Find the lines holding "screenshot" and copy them.

═════ INPUT RECORDS

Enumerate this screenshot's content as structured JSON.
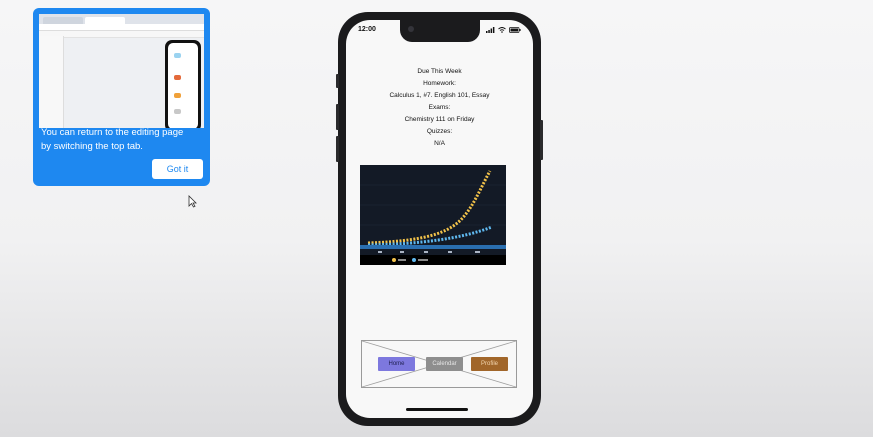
{
  "tooltip": {
    "message_line1": "You can return to the editing page",
    "message_line2": "by switching the top tab.",
    "button_label": "Got it"
  },
  "phone": {
    "status_time": "12:00",
    "lines": [
      "Due This Week",
      "Homework:",
      "Calculus 1, #7.  English 101, Essay",
      "Exams:",
      "Chemistry 111 on Friday",
      "Quizzes:",
      "N/A"
    ],
    "nav": {
      "home": "Home",
      "calendar": "Calendar",
      "profile": "Profile"
    }
  },
  "colors": {
    "tooltip_bg": "#1e88f0",
    "home_btn": "#7d78de",
    "calendar_btn": "#8e8e8e",
    "profile_btn": "#a1662a"
  }
}
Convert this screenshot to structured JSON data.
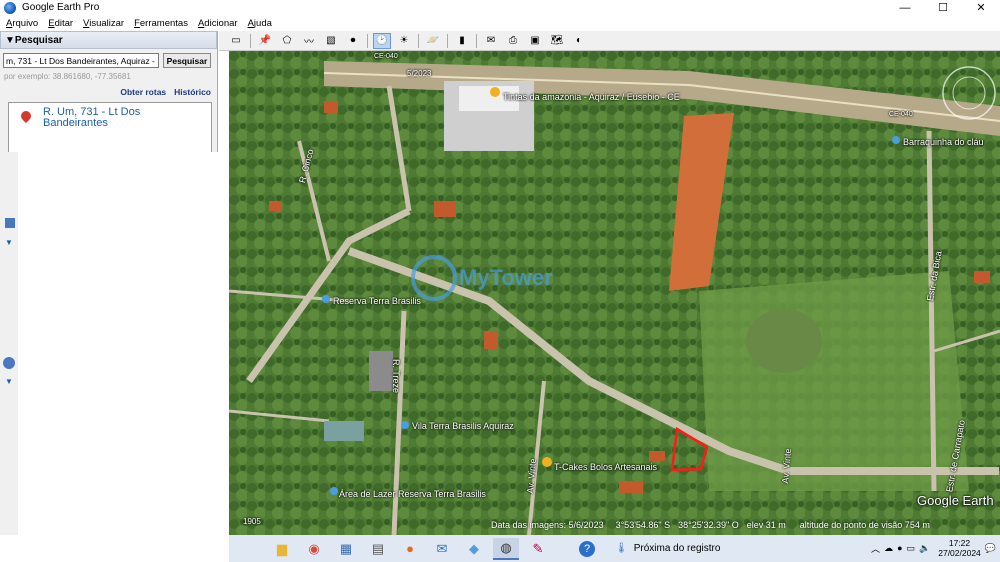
{
  "window": {
    "title": "Google Earth Pro",
    "minimize": "—",
    "maximize": "☐",
    "close": "✕"
  },
  "menu": [
    "Arquivo",
    "Editar",
    "Visualizar",
    "Ferramentas",
    "Adicionar",
    "Ajuda"
  ],
  "search": {
    "header": "▼Pesquisar",
    "query": "m, 731 - Lt Dos Bandeirantes, Aquiraz - CE",
    "button": "Pesquisar",
    "example": "por exemplo: 38.861680, -77.35681",
    "link_routes": "Obter rotas",
    "link_history": "Histórico",
    "result": "R. Um, 731 - Lt Dos Bandeirantes"
  },
  "map_labels": {
    "highway1": "CE-040",
    "highway2": "CE-040",
    "date_tag": "5/2023",
    "poi1": "Tintas da amazonia - Aquiraz / Eusebio - CE",
    "poi2": "Barraquinha do cláu",
    "poi3": "Reserva Terra Brasilis",
    "poi4": "Vila Terra Brasilis Aquiraz",
    "poi5": "T-Cakes Bolos Artesanais",
    "poi6": "Área de Lazer Reserva Terra Brasilis",
    "street1": "R. Cinco",
    "street2": "R. Treze",
    "street3": "Av. Vinte",
    "street4": "Av. Vinte",
    "street5": "Estr. da Bica",
    "street6": "Estr. de Carrapato",
    "watermark": "MyTower",
    "google": "Google Earth",
    "scale": "1905"
  },
  "status": {
    "imagery_date": "Data das imagens: 5/6/2023",
    "lat": "3°53'54.86\" S",
    "lon": "38°25'32.39\" O",
    "elev": "elev   31 m",
    "eye_alt": "altitude do ponto de visão   754 m"
  },
  "taskbar": {
    "weather": "Próxima do registro",
    "time": "17:22",
    "date": "27/02/2024"
  },
  "colors": {
    "boundary": "#ff1a1a",
    "poi_pin": "#f2b01e",
    "accent": "#1a5fb4"
  }
}
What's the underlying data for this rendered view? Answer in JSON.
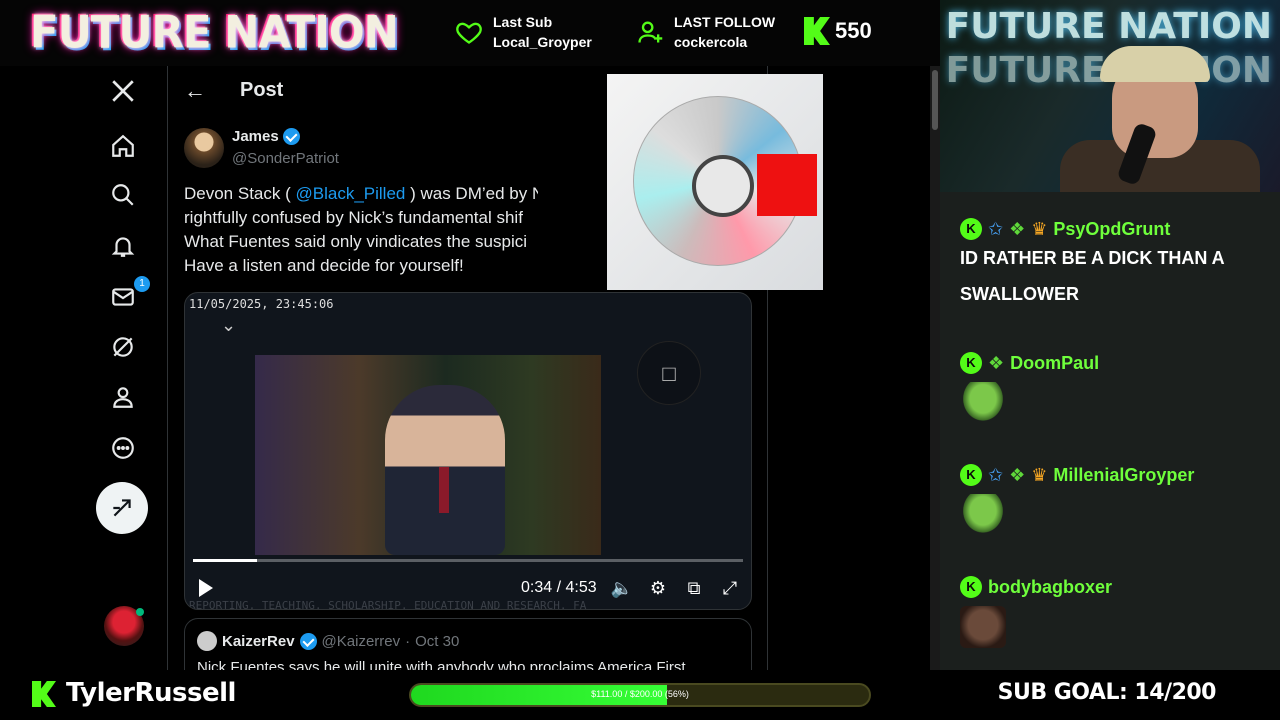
{
  "overlay": {
    "brand": "FUTURE NATION",
    "last_sub_label": "Last Sub",
    "last_sub_name": "Local_Groyper",
    "last_follow_label": "LAST FOLLOW",
    "last_follow_name": "cockercola",
    "viewer_count": "550",
    "accent": "#53fc18"
  },
  "x": {
    "header_title": "Post",
    "mail_badge": "1",
    "post": {
      "author_name": "James",
      "author_handle": "@SonderPatriot",
      "text_before_mention": "Devon Stack ( ",
      "mention": "@Black_Pilled",
      "text_after_mention": " ) was DM’ed by N",
      "line2": "rightfully confused by Nick’s fundamental shif",
      "line3": "What Fuentes said only vindicates the suspici",
      "line4": "Have a listen and decide for yourself!"
    },
    "video": {
      "timestamp": "11/05/2025, 23:45:06",
      "time": "0:34 / 4:53",
      "progress": 0.117,
      "ticker": "REPORTING, TEACHING, SCHOLARSHIP, EDUCATION AND RESEARCH. FA"
    },
    "quote": {
      "name": "KaizerRev",
      "handle": "@Kaizerrev",
      "date": "Oct 30",
      "text": "Nick Fuentes says he will unite with anybody who proclaims America First."
    }
  },
  "webcam": {
    "brand": "FUTURE NATION"
  },
  "chat": {
    "messages": [
      {
        "user": "PsyOpdGrunt",
        "text": "ID RATHER BE A DICK THAN A SWALLOWER"
      },
      {
        "user": "DoomPaul",
        "emote": "frog-emote"
      },
      {
        "user": "MillenialGroyper",
        "emote": "frog-emote"
      },
      {
        "user": "bodybagboxer",
        "emote": "face-emote"
      }
    ]
  },
  "bottom": {
    "streamer": "TylerRussell",
    "goal_text": "$111.00 / $200.00 (56%)",
    "goal_fraction": 0.56,
    "sub_goal": "SUB GOAL: 14/200"
  }
}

══════════

▶ [RESULT OF THIS EXERCISE]
Enumerate this screenshot's content as structured JSON.
Convert this screenshot to structured JSON data.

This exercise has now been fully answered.